══ SOURCE MATERIAL ══

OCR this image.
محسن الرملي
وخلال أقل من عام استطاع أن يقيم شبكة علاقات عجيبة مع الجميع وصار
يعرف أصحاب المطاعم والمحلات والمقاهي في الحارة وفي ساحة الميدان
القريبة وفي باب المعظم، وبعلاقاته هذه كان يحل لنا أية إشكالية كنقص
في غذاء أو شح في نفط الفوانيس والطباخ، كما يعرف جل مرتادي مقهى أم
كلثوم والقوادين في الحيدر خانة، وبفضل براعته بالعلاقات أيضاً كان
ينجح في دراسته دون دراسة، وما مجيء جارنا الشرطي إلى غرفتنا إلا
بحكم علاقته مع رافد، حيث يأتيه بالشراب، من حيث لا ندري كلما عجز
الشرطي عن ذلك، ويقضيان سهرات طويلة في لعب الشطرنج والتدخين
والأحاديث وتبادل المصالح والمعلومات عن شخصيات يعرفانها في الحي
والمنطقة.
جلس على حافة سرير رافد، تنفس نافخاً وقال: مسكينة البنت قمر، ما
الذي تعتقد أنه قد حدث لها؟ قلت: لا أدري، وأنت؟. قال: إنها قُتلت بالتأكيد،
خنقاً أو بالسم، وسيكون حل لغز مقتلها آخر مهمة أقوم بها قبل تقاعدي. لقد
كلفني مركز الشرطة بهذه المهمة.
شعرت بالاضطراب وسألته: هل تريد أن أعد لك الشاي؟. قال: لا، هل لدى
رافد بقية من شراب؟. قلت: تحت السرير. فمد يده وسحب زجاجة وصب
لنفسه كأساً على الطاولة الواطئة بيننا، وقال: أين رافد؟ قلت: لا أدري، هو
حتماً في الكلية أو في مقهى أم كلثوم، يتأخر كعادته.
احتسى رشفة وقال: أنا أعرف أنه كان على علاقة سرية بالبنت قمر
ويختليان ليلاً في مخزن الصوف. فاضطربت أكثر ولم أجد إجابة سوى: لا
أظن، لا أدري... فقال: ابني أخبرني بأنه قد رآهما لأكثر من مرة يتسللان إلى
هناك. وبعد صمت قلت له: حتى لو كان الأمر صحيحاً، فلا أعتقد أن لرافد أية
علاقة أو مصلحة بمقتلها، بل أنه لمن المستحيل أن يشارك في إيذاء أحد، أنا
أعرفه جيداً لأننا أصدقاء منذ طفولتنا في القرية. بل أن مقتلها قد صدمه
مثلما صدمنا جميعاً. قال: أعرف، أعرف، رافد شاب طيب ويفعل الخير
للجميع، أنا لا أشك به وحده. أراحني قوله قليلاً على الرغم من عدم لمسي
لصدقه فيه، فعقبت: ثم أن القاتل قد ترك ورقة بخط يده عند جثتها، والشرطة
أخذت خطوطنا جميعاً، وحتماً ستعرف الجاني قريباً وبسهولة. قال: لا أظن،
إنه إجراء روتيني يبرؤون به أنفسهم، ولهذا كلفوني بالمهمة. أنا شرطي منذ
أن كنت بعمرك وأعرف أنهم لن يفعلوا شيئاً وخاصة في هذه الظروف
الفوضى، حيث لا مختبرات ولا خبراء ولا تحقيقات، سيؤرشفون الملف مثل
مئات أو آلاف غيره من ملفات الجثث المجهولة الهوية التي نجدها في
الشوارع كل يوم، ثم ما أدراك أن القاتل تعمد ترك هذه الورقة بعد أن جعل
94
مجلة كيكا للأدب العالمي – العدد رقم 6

═══

◆ **WHAT IS EXPECTED**: Reproduce the data, keeping every line exactly the same.

◆ **WRITTEN ANSWER**:
OCR this image.
محسن الرملي
وخلال أقل من عام استطاع أن يقيم شبكة علاقات عجيبة مع الجميع وصار
يعرف أصحاب المطاعم والمحلات والمقاهي في الحارة وفي ساحة الميدان
القريبة وفي باب المعظم، وبعلاقاته هذه كان يحل لنا أية إشكالية كنقص
في غذاء أو شح في نفط الفوانيس والطباخ، كما يعرف جل مرتادي مقهى أم
كلثوم والقوادين في الحيدر خانة، وبفضل براعته بالعلاقات أيضاً كان
ينجح في دراسته دون دراسة، وما مجيء جارنا الشرطي إلى غرفتنا إلا
بحكم علاقته مع رافد، حيث يأتيه بالشراب، من حيث لا ندري كلما عجز
الشرطي عن ذلك، ويقضيان سهرات طويلة في لعب الشطرنج والتدخين
والأحاديث وتبادل المصالح والمعلومات عن شخصيات يعرفانها في الحي
والمنطقة.
جلس على حافة سرير رافد، تنفس نافخاً وقال: مسكينة البنت قمر، ما
الذي تعتقد أنه قد حدث لها؟ قلت: لا أدري، وأنت؟. قال: إنها قُتلت بالتأكيد،
خنقاً أو بالسم، وسيكون حل لغز مقتلها آخر مهمة أقوم بها قبل تقاعدي. لقد
كلفني مركز الشرطة بهذه المهمة.
شعرت بالاضطراب وسألته: هل تريد أن أعد لك الشاي؟. قال: لا، هل لدى
رافد بقية من شراب؟. قلت: تحت السرير. فمد يده وسحب زجاجة وصب
لنفسه كأساً على الطاولة الواطئة بيننا، وقال: أين رافد؟ قلت: لا أدري، هو
حتماً في الكلية أو في مقهى أم كلثوم، يتأخر كعادته.
احتسى رشفة وقال: أنا أعرف أنه كان على علاقة سرية بالبنت قمر
ويختليان ليلاً في مخزن الصوف. فاضطربت أكثر ولم أجد إجابة سوى: لا
أظن، لا أدري... فقال: ابني أخبرني بأنه قد رآهما لأكثر من مرة يتسللان إلى
هناك. وبعد صمت قلت له: حتى لو كان الأمر صحيحاً، فلا أعتقد أن لرافد أية
علاقة أو مصلحة بمقتلها، بل أنه لمن المستحيل أن يشارك في إيذاء أحد، أنا
أعرفه جيداً لأننا أصدقاء منذ طفولتنا في القرية. بل أن مقتلها قد صدمه
مثلما صدمنا جميعاً. قال: أعرف، أعرف، رافد شاب طيب ويفعل الخير
للجميع، أنا لا أشك به وحده. أراحني قوله قليلاً على الرغم من عدم لمسي
لصدقه فيه، فعقبت: ثم أن القاتل قد ترك ورقة بخط يده عند جثتها، والشرطة
أخذت خطوطنا جميعاً، وحتماً ستعرف الجاني قريباً وبسهولة. قال: لا أظن،
إنه إجراء روتيني يبرؤون به أنفسهم، ولهذا كلفوني بالمهمة. أنا شرطي منذ
أن كنت بعمرك وأعرف أنهم لن يفعلوا شيئاً وخاصة في هذه الظروف
الفوضى، حيث لا مختبرات ولا خبراء ولا تحقيقات، سيؤرشفون الملف مثل
مئات أو آلاف غيره من ملفات الجثث المجهولة الهوية التي نجدها في
الشوارع كل يوم، ثم ما أدراك أن القاتل تعمد ترك هذه الورقة بعد أن جعل
94
مجلة كيكا للأدب العالمي – العدد رقم 6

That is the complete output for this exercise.